[SET EXERCISE] Exactly reproduce the line containing "OCR this image." together with every line after it, through the end of the entries, and give nothing more.

[Saved entries]
▼

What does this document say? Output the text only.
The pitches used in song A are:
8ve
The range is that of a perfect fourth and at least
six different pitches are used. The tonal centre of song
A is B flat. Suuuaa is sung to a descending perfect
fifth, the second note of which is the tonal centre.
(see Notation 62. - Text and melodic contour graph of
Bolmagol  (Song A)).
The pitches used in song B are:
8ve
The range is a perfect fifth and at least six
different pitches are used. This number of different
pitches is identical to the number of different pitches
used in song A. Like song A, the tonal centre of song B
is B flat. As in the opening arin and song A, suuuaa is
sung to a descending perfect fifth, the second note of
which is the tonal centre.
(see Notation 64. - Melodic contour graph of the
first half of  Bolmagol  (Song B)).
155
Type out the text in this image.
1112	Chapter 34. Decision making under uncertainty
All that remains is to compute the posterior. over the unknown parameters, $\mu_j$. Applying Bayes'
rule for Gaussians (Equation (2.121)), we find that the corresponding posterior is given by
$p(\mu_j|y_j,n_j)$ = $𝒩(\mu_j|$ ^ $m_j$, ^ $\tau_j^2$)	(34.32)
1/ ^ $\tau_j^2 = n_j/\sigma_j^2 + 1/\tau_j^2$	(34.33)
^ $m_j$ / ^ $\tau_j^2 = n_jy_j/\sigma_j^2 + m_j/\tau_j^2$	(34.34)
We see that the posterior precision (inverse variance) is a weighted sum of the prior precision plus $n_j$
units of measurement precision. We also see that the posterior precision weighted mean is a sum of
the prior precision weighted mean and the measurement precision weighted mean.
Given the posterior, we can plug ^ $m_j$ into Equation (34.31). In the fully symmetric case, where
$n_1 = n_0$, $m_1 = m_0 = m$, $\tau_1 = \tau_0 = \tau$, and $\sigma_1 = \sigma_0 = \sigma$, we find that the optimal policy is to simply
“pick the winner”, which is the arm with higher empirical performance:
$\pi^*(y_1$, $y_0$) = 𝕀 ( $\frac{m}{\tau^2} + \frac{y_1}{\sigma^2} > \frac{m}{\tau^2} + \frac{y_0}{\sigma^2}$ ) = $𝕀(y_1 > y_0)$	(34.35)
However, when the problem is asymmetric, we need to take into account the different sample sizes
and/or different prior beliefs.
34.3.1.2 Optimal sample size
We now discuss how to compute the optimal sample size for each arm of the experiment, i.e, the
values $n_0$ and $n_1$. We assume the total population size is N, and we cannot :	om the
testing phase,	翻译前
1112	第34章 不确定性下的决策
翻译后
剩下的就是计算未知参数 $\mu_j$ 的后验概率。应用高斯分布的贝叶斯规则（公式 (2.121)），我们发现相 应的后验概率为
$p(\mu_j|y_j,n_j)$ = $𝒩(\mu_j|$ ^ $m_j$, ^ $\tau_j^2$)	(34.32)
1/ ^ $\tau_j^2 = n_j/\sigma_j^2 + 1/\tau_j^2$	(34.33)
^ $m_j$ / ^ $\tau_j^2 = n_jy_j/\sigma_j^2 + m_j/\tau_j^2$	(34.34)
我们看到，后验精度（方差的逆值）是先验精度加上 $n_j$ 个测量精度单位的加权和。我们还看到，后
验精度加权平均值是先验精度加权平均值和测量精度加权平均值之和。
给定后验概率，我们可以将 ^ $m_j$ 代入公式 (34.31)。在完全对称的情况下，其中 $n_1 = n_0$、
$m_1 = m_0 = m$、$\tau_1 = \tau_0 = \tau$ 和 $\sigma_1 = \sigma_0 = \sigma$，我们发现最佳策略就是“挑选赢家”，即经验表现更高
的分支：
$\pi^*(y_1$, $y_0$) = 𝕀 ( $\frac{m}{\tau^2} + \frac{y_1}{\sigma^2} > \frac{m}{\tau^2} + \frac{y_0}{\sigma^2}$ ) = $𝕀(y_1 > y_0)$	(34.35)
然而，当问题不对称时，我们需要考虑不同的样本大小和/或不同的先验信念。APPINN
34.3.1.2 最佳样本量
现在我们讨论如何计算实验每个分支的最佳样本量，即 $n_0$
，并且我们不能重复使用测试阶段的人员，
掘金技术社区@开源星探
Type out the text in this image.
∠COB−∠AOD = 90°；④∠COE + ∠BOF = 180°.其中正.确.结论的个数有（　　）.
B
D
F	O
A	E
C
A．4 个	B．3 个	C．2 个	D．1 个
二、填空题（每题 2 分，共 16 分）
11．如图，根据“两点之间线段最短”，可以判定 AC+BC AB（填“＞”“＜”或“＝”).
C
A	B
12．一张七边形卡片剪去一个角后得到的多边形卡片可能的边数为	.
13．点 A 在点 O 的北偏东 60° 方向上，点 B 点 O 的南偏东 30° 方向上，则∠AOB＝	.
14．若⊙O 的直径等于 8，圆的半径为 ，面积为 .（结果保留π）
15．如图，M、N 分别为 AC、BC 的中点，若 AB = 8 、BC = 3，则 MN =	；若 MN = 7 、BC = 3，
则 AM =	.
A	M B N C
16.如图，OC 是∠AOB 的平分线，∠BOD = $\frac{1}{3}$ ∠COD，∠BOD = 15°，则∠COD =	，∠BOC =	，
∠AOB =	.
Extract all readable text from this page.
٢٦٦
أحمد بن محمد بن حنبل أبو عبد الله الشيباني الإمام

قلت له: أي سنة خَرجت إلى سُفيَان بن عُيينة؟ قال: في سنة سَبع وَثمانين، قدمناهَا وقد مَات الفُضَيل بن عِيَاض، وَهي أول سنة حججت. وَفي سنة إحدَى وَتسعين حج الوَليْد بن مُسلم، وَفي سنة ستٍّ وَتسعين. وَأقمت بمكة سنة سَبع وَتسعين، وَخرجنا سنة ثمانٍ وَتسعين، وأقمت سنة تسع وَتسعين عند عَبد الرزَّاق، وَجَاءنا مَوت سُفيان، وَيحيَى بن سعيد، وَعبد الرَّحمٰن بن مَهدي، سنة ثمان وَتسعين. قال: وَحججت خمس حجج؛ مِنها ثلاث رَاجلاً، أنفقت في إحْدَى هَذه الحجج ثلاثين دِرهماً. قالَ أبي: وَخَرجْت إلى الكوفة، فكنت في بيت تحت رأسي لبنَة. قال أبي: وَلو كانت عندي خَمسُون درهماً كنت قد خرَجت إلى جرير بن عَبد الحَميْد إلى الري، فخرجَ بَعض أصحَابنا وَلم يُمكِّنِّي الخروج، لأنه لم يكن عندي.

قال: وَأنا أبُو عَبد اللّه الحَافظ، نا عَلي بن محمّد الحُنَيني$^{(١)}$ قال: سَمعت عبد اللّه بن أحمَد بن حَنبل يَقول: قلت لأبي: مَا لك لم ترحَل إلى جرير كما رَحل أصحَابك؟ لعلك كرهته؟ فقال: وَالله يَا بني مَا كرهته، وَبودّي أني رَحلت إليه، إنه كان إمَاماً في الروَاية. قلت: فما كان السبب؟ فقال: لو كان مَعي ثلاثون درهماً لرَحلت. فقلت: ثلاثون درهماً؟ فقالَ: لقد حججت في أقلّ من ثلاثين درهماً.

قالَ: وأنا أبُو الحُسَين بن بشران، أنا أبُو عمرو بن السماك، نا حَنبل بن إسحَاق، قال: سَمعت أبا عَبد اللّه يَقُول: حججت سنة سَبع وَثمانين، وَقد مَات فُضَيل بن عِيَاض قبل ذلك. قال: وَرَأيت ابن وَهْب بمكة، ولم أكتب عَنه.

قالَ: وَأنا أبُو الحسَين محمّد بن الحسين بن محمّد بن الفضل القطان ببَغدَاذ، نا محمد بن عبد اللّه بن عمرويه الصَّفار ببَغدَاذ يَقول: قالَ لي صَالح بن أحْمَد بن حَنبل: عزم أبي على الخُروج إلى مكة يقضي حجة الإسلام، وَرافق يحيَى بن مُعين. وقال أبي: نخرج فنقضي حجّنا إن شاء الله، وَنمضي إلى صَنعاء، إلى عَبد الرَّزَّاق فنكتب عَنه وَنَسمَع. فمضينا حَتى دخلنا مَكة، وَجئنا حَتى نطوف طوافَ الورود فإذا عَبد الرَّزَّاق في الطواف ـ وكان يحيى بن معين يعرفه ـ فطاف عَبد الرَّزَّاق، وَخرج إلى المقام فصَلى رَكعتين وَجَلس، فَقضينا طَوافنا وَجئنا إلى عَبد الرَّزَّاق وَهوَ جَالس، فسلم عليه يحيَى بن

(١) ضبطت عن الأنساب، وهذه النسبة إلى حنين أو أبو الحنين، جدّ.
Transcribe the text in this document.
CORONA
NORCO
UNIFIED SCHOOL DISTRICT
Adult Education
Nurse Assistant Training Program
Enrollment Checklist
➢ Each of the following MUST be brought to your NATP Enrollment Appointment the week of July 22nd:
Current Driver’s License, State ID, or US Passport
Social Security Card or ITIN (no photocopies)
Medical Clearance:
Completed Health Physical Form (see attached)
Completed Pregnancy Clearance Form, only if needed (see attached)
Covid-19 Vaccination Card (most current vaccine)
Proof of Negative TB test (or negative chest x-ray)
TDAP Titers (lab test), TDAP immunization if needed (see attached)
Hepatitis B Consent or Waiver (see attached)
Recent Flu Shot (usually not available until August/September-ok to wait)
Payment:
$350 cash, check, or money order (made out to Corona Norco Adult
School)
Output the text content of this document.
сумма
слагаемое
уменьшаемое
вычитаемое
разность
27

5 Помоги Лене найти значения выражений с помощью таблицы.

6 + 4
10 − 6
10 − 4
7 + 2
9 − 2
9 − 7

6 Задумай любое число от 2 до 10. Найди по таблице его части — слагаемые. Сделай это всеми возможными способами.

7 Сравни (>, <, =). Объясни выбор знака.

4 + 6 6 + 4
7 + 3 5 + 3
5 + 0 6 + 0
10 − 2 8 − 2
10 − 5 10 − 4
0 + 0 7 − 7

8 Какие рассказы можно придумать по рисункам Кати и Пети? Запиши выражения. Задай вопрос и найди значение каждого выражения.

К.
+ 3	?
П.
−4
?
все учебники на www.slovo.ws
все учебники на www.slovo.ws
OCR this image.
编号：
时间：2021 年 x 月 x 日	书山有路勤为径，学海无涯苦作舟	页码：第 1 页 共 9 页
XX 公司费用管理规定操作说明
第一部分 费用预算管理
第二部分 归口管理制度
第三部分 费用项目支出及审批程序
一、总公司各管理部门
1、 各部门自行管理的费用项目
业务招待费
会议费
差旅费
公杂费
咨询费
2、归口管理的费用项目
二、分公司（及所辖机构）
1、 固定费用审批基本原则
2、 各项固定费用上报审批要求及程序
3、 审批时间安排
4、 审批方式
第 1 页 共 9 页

▲

[ANSWER TO THE TASK]
OCR this image.
编号：
时间：2021 年 x 月 x 日	书山有路勤为径，学海无涯苦作舟	页码：第 1 页 共 9 页
XX 公司费用管理规定操作说明
第一部分 费用预算管理
第二部分 归口管理制度
第三部分 费用项目支出及审批程序
一、总公司各管理部门
1、 各部门自行管理的费用项目
业务招待费
会议费
差旅费
公杂费
咨询费
2、归口管理的费用项目
二、分公司（及所辖机构）
1、 固定费用审批基本原则
2、 各项固定费用上报审批要求及程序
3、 审批时间安排
4、 审批方式
第 1 页 共 9 页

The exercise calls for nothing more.